**Stored data**
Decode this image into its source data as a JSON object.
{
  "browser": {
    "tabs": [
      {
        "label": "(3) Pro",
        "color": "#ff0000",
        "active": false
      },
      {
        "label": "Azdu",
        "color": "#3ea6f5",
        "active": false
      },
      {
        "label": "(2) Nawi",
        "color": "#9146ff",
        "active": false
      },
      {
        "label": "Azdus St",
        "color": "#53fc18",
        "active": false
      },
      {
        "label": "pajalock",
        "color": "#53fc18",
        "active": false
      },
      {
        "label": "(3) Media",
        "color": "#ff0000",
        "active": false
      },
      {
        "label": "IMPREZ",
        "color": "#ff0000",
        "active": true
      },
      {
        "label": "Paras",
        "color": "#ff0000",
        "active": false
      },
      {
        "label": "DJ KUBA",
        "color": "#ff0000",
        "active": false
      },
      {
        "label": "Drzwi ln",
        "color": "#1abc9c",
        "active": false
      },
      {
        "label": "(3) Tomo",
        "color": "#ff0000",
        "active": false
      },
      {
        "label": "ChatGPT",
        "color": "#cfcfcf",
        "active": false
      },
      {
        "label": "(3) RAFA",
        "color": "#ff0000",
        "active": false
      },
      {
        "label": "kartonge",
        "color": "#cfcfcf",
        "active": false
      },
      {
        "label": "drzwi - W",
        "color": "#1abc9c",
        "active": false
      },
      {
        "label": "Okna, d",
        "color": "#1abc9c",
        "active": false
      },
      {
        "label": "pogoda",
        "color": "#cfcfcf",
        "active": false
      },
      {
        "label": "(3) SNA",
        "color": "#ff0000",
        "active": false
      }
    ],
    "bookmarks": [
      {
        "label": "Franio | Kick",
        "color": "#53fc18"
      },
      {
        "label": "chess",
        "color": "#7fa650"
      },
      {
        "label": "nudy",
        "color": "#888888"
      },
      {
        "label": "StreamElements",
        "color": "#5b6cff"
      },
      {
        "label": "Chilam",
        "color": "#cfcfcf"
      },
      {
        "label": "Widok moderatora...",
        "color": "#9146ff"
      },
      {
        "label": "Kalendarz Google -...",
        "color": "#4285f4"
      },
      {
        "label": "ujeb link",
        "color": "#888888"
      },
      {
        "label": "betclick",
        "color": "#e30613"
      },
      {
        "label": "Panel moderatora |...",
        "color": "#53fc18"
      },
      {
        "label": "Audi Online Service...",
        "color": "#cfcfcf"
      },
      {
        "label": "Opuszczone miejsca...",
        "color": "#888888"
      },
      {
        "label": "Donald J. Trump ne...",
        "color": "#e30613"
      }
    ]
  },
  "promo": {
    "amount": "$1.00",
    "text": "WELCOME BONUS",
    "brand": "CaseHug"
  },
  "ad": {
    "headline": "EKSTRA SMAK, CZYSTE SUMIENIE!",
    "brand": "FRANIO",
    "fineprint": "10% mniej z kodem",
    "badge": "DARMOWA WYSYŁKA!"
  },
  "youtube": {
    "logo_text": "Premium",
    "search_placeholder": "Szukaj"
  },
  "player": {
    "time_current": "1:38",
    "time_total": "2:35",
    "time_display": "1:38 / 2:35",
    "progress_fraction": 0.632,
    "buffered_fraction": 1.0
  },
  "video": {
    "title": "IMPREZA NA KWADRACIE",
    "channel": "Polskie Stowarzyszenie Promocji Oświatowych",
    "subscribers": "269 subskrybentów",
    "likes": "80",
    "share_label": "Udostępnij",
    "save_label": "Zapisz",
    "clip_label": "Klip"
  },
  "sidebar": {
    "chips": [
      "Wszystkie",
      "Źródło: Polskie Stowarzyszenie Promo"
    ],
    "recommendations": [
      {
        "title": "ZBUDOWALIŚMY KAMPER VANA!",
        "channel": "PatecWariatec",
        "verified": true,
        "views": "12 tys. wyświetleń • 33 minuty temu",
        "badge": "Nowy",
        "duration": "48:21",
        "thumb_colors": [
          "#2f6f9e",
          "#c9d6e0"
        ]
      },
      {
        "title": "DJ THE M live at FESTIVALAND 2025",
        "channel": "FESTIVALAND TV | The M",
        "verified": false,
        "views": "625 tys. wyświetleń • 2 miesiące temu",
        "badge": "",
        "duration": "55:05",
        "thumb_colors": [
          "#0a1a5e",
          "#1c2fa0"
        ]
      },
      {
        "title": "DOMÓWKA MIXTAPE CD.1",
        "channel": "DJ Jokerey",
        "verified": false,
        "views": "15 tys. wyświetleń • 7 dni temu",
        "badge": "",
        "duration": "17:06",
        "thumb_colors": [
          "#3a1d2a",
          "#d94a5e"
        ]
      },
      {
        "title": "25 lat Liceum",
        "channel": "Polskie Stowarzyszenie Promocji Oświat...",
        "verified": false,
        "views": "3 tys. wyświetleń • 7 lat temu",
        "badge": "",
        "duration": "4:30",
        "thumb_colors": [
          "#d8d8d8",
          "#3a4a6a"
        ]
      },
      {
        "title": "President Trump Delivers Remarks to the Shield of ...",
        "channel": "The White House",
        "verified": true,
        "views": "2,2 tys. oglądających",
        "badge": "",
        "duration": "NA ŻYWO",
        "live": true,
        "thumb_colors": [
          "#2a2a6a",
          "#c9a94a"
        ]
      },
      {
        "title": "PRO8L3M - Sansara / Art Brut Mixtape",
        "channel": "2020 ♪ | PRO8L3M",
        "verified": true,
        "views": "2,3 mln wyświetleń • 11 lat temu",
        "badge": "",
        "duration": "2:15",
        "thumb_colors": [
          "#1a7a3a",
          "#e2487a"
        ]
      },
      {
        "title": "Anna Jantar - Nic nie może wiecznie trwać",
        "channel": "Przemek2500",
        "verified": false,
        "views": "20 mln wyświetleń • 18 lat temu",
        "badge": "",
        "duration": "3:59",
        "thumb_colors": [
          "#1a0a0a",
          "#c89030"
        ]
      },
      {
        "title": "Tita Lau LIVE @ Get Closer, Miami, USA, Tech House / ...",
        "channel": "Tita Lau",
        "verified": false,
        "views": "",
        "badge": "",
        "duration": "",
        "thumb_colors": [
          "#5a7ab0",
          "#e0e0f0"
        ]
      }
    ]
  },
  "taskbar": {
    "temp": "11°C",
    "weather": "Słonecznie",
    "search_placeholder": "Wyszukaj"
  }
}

**Directions for this task**
Please output the complete data exactly.

**Answer for the task**
Decode this image into its source data as a JSON object.
{
  "browser": {
    "tabs": [
      {
        "label": "(3) Pro",
        "color": "#ff0000",
        "active": false
      },
      {
        "label": "Azdu",
        "color": "#3ea6f5",
        "active": false
      },
      {
        "label": "(2) Nawi",
        "color": "#9146ff",
        "active": false
      },
      {
        "label": "Azdus St",
        "color": "#53fc18",
        "active": false
      },
      {
        "label": "pajalock",
        "color": "#53fc18",
        "active": false
      },
      {
        "label": "(3) Media",
        "color": "#ff0000",
        "active": false
      },
      {
        "label": "IMPREZ",
        "color": "#ff0000",
        "active": true
      },
      {
        "label": "Paras",
        "color": "#ff0000",
        "active": false
      },
      {
        "label": "DJ KUBA",
        "color": "#ff0000",
        "active": false
      },
      {
        "label": "Drzwi ln",
        "color": "#1abc9c",
        "active": false
      },
      {
        "label": "(3) Tomo",
        "color": "#ff0000",
        "active": false
      },
      {
        "label": "ChatGPT",
        "color": "#cfcfcf",
        "active": false
      },
      {
        "label": "(3) RAFA",
        "color": "#ff0000",
        "active": false
      },
      {
        "label": "kartonge",
        "color": "#cfcfcf",
        "active": false
      },
      {
        "label": "drzwi - W",
        "color": "#1abc9c",
        "active": false
      },
      {
        "label": "Okna, d",
        "color": "#1abc9c",
        "active": false
      },
      {
        "label": "pogoda",
        "color": "#cfcfcf",
        "active": false
      },
      {
        "label": "(3) SNA",
        "color": "#ff0000",
        "active": false
      }
    ],
    "bookmarks": [
      {
        "label": "Franio | Kick",
        "color": "#53fc18"
      },
      {
        "label": "chess",
        "color": "#7fa650"
      },
      {
        "label": "nudy",
        "color": "#888888"
      },
      {
        "label": "StreamElements",
        "color": "#5b6cff"
      },
      {
        "label": "Chilam",
        "color": "#cfcfcf"
      },
      {
        "label": "Widok moderatora...",
        "color": "#9146ff"
      },
      {
        "label": "Kalendarz Google -...",
        "color": "#4285f4"
      },
      {
        "label": "ujeb link",
        "color": "#888888"
      },
      {
        "label": "betclick",
        "color": "#e30613"
      },
      {
        "label": "Panel moderatora |...",
        "color": "#53fc18"
      },
      {
        "label": "Audi Online Service...",
        "color": "#cfcfcf"
      },
      {
        "label": "Opuszczone miejsca...",
        "color": "#888888"
      },
      {
        "label": "Donald J. Trump ne...",
        "color": "#e30613"
      }
    ]
  },
  "promo": {
    "amount": "$1.00",
    "text": "WELCOME BONUS",
    "brand": "CaseHug"
  },
  "ad": {
    "headline": "EKSTRA SMAK, CZYSTE SUMIENIE!",
    "brand": "FRANIO",
    "fineprint": "10% mniej z kodem",
    "badge": "DARMOWA WYSYŁKA!"
  },
  "youtube": {
    "logo_text": "Premium",
    "search_placeholder": "Szukaj"
  },
  "player": {
    "time_current": "1:38",
    "time_total": "2:35",
    "time_display": "1:38 / 2:35",
    "progress_fraction": 0.632,
    "buffered_fraction": 1.0
  },
  "video": {
    "title": "IMPREZA NA KWADRACIE",
    "channel": "Polskie Stowarzyszenie Promocji Oświatowych",
    "subscribers": "269 subskrybentów",
    "likes": "80",
    "share_label": "Udostępnij",
    "save_label": "Zapisz",
    "clip_label": "Klip"
  },
  "sidebar": {
    "chips": [
      "Wszystkie",
      "Źródło: Polskie Stowarzyszenie Promo"
    ],
    "recommendations": [
      {
        "title": "ZBUDOWALIŚMY KAMPER VANA!",
        "channel": "PatecWariatec",
        "verified": true,
        "views": "12 tys. wyświetleń • 33 minuty temu",
        "badge": "Nowy",
        "duration": "48:21",
        "thumb_colors": [
          "#2f6f9e",
          "#c9d6e0"
        ]
      },
      {
        "title": "DJ THE M live at FESTIVALAND 2025",
        "channel": "FESTIVALAND TV | The M",
        "verified": false,
        "views": "625 tys. wyświetleń • 2 miesiące temu",
        "badge": "",
        "duration": "55:05",
        "thumb_colors": [
          "#0a1a5e",
          "#1c2fa0"
        ]
      },
      {
        "title": "DOMÓWKA MIXTAPE CD.1",
        "channel": "DJ Jokerey",
        "verified": false,
        "views": "15 tys. wyświetleń • 7 dni temu",
        "badge": "",
        "duration": "17:06",
        "thumb_colors": [
          "#3a1d2a",
          "#d94a5e"
        ]
      },
      {
        "title": "25 lat Liceum",
        "channel": "Polskie Stowarzyszenie Promocji Oświat...",
        "verified": false,
        "views": "3 tys. wyświetleń • 7 lat temu",
        "badge": "",
        "duration": "4:30",
        "thumb_colors": [
          "#d8d8d8",
          "#3a4a6a"
        ]
      },
      {
        "title": "President Trump Delivers Remarks to the Shield of ...",
        "channel": "The White House",
        "verified": true,
        "views": "2,2 tys. oglądających",
        "badge": "",
        "duration": "NA ŻYWO",
        "live": true,
        "thumb_colors": [
          "#2a2a6a",
          "#c9a94a"
        ]
      },
      {
        "title": "PRO8L3M - Sansara / Art Brut Mixtape",
        "channel": "2020 ♪ | PRO8L3M",
        "verified": true,
        "views": "2,3 mln wyświetleń • 11 lat temu",
        "badge": "",
        "duration": "2:15",
        "thumb_colors": [
          "#1a7a3a",
          "#e2487a"
        ]
      },
      {
        "title": "Anna Jantar - Nic nie może wiecznie trwać",
        "channel": "Przemek2500",
        "verified": false,
        "views": "20 mln wyświetleń • 18 lat temu",
        "badge": "",
        "duration": "3:59",
        "thumb_colors": [
          "#1a0a0a",
          "#c89030"
        ]
      },
      {
        "title": "Tita Lau LIVE @ Get Closer, Miami, USA, Tech House / ...",
        "channel": "Tita Lau",
        "verified": false,
        "views": "",
        "badge": "",
        "duration": "",
        "thumb_colors": [
          "#5a7ab0",
          "#e0e0f0"
        ]
      }
    ]
  },
  "taskbar": {
    "temp": "11°C",
    "weather": "Słonecznie",
    "search_placeholder": "Wyszukaj"
  }
}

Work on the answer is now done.